**Work to be completed:** Below are some records; reproduce every one of them exactly.

Source records:
=====
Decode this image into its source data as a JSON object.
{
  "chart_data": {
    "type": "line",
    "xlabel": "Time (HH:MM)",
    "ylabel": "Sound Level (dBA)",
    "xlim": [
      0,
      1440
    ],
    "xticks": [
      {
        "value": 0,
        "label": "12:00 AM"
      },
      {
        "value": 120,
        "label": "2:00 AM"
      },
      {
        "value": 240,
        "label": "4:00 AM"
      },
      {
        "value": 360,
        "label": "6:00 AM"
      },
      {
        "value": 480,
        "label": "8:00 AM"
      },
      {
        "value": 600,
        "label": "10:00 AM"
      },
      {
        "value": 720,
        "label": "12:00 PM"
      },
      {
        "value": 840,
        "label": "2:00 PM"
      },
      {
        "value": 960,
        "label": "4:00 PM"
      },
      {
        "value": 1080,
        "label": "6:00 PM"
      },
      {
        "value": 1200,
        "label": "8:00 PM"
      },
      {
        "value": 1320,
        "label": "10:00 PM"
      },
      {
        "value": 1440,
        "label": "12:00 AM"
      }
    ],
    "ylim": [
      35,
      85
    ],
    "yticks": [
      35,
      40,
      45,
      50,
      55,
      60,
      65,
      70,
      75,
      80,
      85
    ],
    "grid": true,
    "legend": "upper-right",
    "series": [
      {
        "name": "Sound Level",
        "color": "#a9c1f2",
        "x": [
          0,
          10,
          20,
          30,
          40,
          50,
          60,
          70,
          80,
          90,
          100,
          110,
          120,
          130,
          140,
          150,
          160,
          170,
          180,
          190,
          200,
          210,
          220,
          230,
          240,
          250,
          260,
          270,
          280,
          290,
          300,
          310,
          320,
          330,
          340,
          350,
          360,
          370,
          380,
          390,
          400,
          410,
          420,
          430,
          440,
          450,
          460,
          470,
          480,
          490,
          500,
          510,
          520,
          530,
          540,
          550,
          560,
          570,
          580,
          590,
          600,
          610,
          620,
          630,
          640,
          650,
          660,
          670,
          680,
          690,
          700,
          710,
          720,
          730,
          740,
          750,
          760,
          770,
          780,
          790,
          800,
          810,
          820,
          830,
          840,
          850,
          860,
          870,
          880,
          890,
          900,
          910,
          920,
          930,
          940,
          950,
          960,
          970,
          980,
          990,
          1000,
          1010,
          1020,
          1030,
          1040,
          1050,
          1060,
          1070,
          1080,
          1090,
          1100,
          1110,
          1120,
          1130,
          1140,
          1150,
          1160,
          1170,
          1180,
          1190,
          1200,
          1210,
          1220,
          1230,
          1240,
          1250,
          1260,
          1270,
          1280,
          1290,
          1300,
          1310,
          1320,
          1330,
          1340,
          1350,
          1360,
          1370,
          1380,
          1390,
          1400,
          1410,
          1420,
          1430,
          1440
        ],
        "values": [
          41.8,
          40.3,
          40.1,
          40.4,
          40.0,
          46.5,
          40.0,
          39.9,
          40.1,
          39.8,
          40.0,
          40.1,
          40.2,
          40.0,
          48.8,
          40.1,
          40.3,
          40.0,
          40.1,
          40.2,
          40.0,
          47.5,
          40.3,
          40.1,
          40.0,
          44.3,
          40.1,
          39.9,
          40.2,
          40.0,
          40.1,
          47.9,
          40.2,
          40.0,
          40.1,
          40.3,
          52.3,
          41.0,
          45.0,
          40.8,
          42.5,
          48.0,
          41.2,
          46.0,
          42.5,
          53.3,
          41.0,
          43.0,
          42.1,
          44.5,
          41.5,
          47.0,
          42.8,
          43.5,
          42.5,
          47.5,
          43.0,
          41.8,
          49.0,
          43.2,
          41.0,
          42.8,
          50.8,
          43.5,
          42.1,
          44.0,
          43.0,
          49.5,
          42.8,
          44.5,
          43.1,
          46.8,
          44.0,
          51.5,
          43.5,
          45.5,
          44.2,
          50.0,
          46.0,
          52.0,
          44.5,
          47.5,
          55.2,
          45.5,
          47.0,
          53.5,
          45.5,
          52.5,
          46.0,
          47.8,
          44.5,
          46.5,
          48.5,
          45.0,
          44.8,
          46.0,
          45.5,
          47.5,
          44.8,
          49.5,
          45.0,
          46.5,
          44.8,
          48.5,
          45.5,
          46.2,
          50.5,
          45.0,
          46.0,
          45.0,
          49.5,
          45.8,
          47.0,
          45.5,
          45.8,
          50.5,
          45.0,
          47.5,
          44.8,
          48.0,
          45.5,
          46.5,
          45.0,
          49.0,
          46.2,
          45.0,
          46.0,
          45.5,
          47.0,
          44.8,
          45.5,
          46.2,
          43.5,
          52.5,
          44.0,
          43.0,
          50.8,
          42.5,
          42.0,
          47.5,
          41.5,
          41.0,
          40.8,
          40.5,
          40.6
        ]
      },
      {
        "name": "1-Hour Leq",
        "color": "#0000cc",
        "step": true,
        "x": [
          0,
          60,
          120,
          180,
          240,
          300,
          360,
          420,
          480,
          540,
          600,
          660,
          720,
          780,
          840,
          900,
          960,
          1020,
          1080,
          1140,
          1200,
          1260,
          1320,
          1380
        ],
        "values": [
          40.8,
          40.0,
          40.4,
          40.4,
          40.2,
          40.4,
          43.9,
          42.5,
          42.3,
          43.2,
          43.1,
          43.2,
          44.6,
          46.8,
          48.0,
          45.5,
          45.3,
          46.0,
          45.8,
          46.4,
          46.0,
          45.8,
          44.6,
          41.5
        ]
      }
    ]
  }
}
=====
**In response:**
Decode this image into its source data as a JSON object.
{
  "chart_data": {
    "type": "line",
    "xlabel": "Time (HH:MM)",
    "ylabel": "Sound Level (dBA)",
    "xlim": [
      0,
      1440
    ],
    "xticks": [
      {
        "value": 0,
        "label": "12:00 AM"
      },
      {
        "value": 120,
        "label": "2:00 AM"
      },
      {
        "value": 240,
        "label": "4:00 AM"
      },
      {
        "value": 360,
        "label": "6:00 AM"
      },
      {
        "value": 480,
        "label": "8:00 AM"
      },
      {
        "value": 600,
        "label": "10:00 AM"
      },
      {
        "value": 720,
        "label": "12:00 PM"
      },
      {
        "value": 840,
        "label": "2:00 PM"
      },
      {
        "value": 960,
        "label": "4:00 PM"
      },
      {
        "value": 1080,
        "label": "6:00 PM"
      },
      {
        "value": 1200,
        "label": "8:00 PM"
      },
      {
        "value": 1320,
        "label": "10:00 PM"
      },
      {
        "value": 1440,
        "label": "12:00 AM"
      }
    ],
    "ylim": [
      35,
      85
    ],
    "yticks": [
      35,
      40,
      45,
      50,
      55,
      60,
      65,
      70,
      75,
      80,
      85
    ],
    "grid": true,
    "legend": "upper-right",
    "series": [
      {
        "name": "Sound Level",
        "color": "#a9c1f2",
        "x": [
          0,
          10,
          20,
          30,
          40,
          50,
          60,
          70,
          80,
          90,
          100,
          110,
          120,
          130,
          140,
          150,
          160,
          170,
          180,
          190,
          200,
          210,
          220,
          230,
          240,
          250,
          260,
          270,
          280,
          290,
          300,
          310,
          320,
          330,
          340,
          350,
          360,
          370,
          380,
          390,
          400,
          410,
          420,
          430,
          440,
          450,
          460,
          470,
          480,
          490,
          500,
          510,
          520,
          530,
          540,
          550,
          560,
          570,
          580,
          590,
          600,
          610,
          620,
          630,
          640,
          650,
          660,
          670,
          680,
          690,
          700,
          710,
          720,
          730,
          740,
          750,
          760,
          770,
          780,
          790,
          800,
          810,
          820,
          830,
          840,
          850,
          860,
          870,
          880,
          890,
          900,
          910,
          920,
          930,
          940,
          950,
          960,
          970,
          980,
          990,
          1000,
          1010,
          1020,
          1030,
          1040,
          1050,
          1060,
          1070,
          1080,
          1090,
          1100,
          1110,
          1120,
          1130,
          1140,
          1150,
          1160,
          1170,
          1180,
          1190,
          1200,
          1210,
          1220,
          1230,
          1240,
          1250,
          1260,
          1270,
          1280,
          1290,
          1300,
          1310,
          1320,
          1330,
          1340,
          1350,
          1360,
          1370,
          1380,
          1390,
          1400,
          1410,
          1420,
          1430,
          1440
        ],
        "values": [
          41.8,
          40.3,
          40.1,
          40.4,
          40.0,
          46.5,
          40.0,
          39.9,
          40.1,
          39.8,
          40.0,
          40.1,
          40.2,
          40.0,
          48.8,
          40.1,
          40.3,
          40.0,
          40.1,
          40.2,
          40.0,
          47.5,
          40.3,
          40.1,
          40.0,
          44.3,
          40.1,
          39.9,
          40.2,
          40.0,
          40.1,
          47.9,
          40.2,
          40.0,
          40.1,
          40.3,
          52.3,
          41.0,
          45.0,
          40.8,
          42.5,
          48.0,
          41.2,
          46.0,
          42.5,
          53.3,
          41.0,
          43.0,
          42.1,
          44.5,
          41.5,
          47.0,
          42.8,
          43.5,
          42.5,
          47.5,
          43.0,
          41.8,
          49.0,
          43.2,
          41.0,
          42.8,
          50.8,
          43.5,
          42.1,
          44.0,
          43.0,
          49.5,
          42.8,
          44.5,
          43.1,
          46.8,
          44.0,
          51.5,
          43.5,
          45.5,
          44.2,
          50.0,
          46.0,
          52.0,
          44.5,
          47.5,
          55.2,
          45.5,
          47.0,
          53.5,
          45.5,
          52.5,
          46.0,
          47.8,
          44.5,
          46.5,
          48.5,
          45.0,
          44.8,
          46.0,
          45.5,
          47.5,
          44.8,
          49.5,
          45.0,
          46.5,
          44.8,
          48.5,
          45.5,
          46.2,
          50.5,
          45.0,
          46.0,
          45.0,
          49.5,
          45.8,
          47.0,
          45.5,
          45.8,
          50.5,
          45.0,
          47.5,
          44.8,
          48.0,
          45.5,
          46.5,
          45.0,
          49.0,
          46.2,
          45.0,
          46.0,
          45.5,
          47.0,
          44.8,
          45.5,
          46.2,
          43.5,
          52.5,
          44.0,
          43.0,
          50.8,
          42.5,
          42.0,
          47.5,
          41.5,
          41.0,
          40.8,
          40.5,
          40.6
        ]
      },
      {
        "name": "1-Hour Leq",
        "color": "#0000cc",
        "step": true,
        "x": [
          0,
          60,
          120,
          180,
          240,
          300,
          360,
          420,
          480,
          540,
          600,
          660,
          720,
          780,
          840,
          900,
          960,
          1020,
          1080,
          1140,
          1200,
          1260,
          1320,
          1380
        ],
        "values": [
          40.8,
          40.0,
          40.4,
          40.4,
          40.2,
          40.4,
          43.9,
          42.5,
          42.3,
          43.2,
          43.1,
          43.2,
          44.6,
          46.8,
          48.0,
          45.5,
          45.3,
          46.0,
          45.8,
          46.4,
          46.0,
          45.8,
          44.6,
          41.5
        ]
      }
    ]
  }
}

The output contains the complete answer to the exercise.